* _EXERCISE GOAL_:
All lines featuring the string "OPTIONAL" are to be listed.

(Stored items)
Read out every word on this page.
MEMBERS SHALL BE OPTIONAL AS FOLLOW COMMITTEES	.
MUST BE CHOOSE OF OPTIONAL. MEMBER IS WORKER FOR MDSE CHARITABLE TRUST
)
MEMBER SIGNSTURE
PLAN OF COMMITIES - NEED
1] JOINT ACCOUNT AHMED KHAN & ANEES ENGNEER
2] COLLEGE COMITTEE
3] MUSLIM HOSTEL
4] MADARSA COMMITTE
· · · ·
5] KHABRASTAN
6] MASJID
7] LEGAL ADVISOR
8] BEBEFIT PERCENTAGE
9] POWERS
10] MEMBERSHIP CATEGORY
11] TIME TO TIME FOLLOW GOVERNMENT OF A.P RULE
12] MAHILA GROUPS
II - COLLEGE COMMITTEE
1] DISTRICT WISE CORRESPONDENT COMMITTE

* _RIGHT ANSWER_:
MEMBERS SHALL BE OPTIONAL AS FOLLOW COMMITTEES	.
MUST BE CHOOSE OF OPTIONAL. MEMBER IS WORKER FOR MDSE CHARITABLE TRUST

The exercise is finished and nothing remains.